What to work on
Find the lines with the string "отдел" and return them.

The data
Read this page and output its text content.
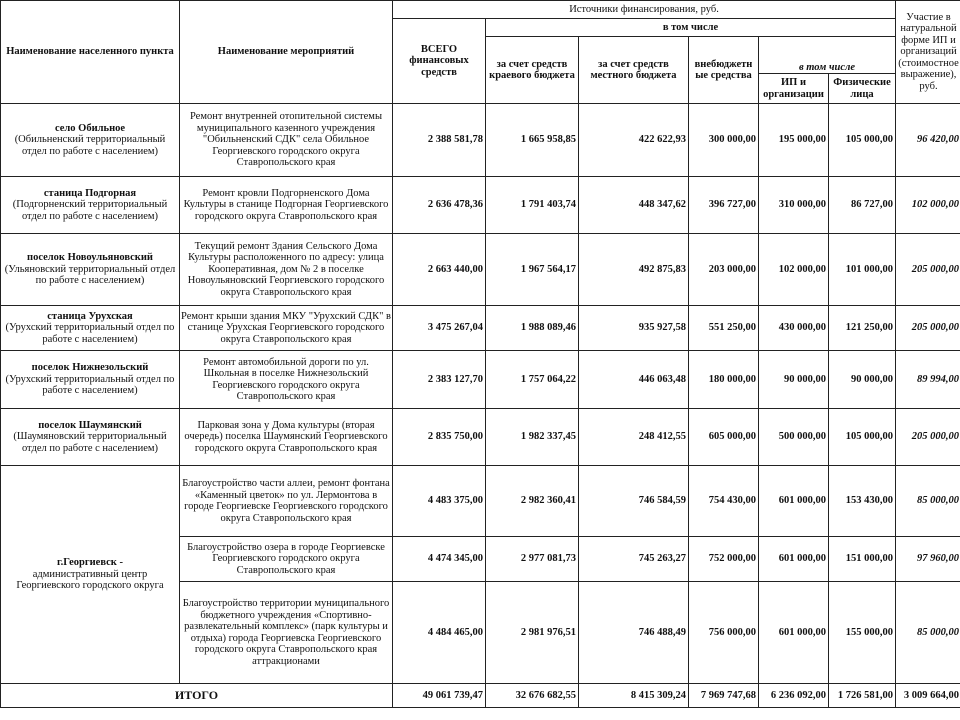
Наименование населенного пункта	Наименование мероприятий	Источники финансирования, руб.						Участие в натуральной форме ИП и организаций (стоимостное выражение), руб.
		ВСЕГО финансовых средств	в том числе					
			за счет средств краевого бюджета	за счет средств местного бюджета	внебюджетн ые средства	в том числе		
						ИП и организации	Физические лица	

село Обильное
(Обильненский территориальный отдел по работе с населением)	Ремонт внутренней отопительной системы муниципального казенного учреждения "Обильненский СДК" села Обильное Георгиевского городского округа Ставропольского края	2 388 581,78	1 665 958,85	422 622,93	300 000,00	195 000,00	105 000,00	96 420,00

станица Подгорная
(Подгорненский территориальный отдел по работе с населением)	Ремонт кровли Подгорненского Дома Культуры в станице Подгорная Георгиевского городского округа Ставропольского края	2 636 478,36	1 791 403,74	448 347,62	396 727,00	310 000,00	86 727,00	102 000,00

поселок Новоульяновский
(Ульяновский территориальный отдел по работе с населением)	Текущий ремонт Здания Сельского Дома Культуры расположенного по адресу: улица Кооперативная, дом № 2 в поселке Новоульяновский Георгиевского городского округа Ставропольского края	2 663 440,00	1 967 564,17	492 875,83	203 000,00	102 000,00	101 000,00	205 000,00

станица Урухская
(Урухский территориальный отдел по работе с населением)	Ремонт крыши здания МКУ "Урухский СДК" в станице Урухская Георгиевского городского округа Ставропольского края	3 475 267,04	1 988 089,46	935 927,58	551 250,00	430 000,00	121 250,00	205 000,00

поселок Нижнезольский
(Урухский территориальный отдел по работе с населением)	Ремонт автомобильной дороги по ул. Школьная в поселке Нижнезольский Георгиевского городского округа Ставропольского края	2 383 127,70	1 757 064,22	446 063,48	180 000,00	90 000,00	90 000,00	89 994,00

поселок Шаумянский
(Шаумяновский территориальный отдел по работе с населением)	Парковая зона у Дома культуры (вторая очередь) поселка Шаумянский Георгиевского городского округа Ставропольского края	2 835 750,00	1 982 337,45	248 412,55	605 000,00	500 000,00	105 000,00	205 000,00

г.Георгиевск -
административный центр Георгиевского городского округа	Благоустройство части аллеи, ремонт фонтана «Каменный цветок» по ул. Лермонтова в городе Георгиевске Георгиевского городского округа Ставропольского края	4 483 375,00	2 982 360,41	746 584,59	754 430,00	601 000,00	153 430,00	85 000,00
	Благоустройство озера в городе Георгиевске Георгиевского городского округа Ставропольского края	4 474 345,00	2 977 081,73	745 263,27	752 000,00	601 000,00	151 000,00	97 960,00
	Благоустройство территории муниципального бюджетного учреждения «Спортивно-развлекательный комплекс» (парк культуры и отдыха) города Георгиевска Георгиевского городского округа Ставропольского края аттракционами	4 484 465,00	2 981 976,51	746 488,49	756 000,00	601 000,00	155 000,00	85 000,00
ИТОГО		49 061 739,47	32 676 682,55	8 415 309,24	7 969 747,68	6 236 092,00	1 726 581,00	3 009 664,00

...

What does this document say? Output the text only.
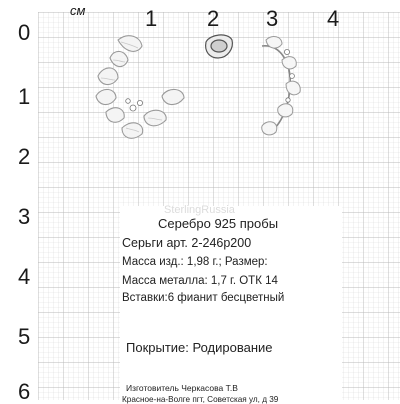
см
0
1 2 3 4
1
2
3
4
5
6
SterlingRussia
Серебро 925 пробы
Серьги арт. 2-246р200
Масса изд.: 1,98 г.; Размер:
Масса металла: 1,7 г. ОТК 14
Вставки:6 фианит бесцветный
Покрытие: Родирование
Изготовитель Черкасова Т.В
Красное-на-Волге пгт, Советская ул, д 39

---

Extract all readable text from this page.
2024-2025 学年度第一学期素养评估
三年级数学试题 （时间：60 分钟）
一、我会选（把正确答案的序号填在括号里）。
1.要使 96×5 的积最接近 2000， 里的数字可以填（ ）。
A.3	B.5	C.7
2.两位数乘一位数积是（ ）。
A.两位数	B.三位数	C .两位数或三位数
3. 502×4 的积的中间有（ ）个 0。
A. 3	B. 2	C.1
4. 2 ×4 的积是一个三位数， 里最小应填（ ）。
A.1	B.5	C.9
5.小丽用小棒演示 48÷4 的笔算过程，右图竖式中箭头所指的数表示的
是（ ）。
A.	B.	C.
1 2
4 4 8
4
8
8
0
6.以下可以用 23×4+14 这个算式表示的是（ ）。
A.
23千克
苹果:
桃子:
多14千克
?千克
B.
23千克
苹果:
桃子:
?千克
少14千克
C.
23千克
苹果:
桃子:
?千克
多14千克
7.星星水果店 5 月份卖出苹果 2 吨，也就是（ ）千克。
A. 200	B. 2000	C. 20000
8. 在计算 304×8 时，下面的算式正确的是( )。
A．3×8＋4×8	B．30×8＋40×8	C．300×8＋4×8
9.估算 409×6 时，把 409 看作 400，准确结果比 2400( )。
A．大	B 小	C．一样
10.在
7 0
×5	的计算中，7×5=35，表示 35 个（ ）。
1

In response
(Обильненский территориальный отдел по работе с населением)	Ремонт внутренней отопительной системы муниципального казенного учреждения "Обильненский СДК" села Обильное Георгиевского городского округа Ставропольского края	2 388 581,78	1 665 958,85	422 622,93	300 000,00	195 000,00	105 000,00	96 420,00
(Подгорненский территориальный отдел по работе с населением)	Ремонт кровли Подгорненского Дома Культуры в станице Подгорная Георгиевского городского округа Ставропольского края	2 636 478,36	1 791 403,74	448 347,62	396 727,00	310 000,00	86 727,00	102 000,00
(Ульяновский территориальный отдел по работе с населением)	Текущий ремонт Здания Сельского Дома Культуры расположенного по адресу: улица Кооперативная, дом № 2 в поселке Новоульяновский Георгиевского городского округа Ставропольского края	2 663 440,00	1 967 564,17	492 875,83	203 000,00	102 000,00	101 000,00	205 000,00
(Урухский территориальный отдел по работе с населением)	Ремонт крыши здания МКУ "Урухский СДК" в станице Урухская Георгиевского городского округа Ставропольского края	3 475 267,04	1 988 089,46	935 927,58	551 250,00	430 000,00	121 250,00	205 000,00
(Урухский территориальный отдел по работе с населением)	Ремонт автомобильной дороги по ул. Школьная в поселке Нижнезольский Георгиевского городского округа Ставропольского края	2 383 127,70	1 757 064,22	446 063,48	180 000,00	90 000,00	90 000,00	89 994,00
(Шаумяновский территориальный отдел по работе с населением)	Парковая зона у Дома культуры (вторая очередь) поселка Шаумянский Георгиевского городского округа Ставропольского края	2 835 750,00	1 982 337,45	248 412,55	605 000,00	500 000,00	105 000,00	205 000,00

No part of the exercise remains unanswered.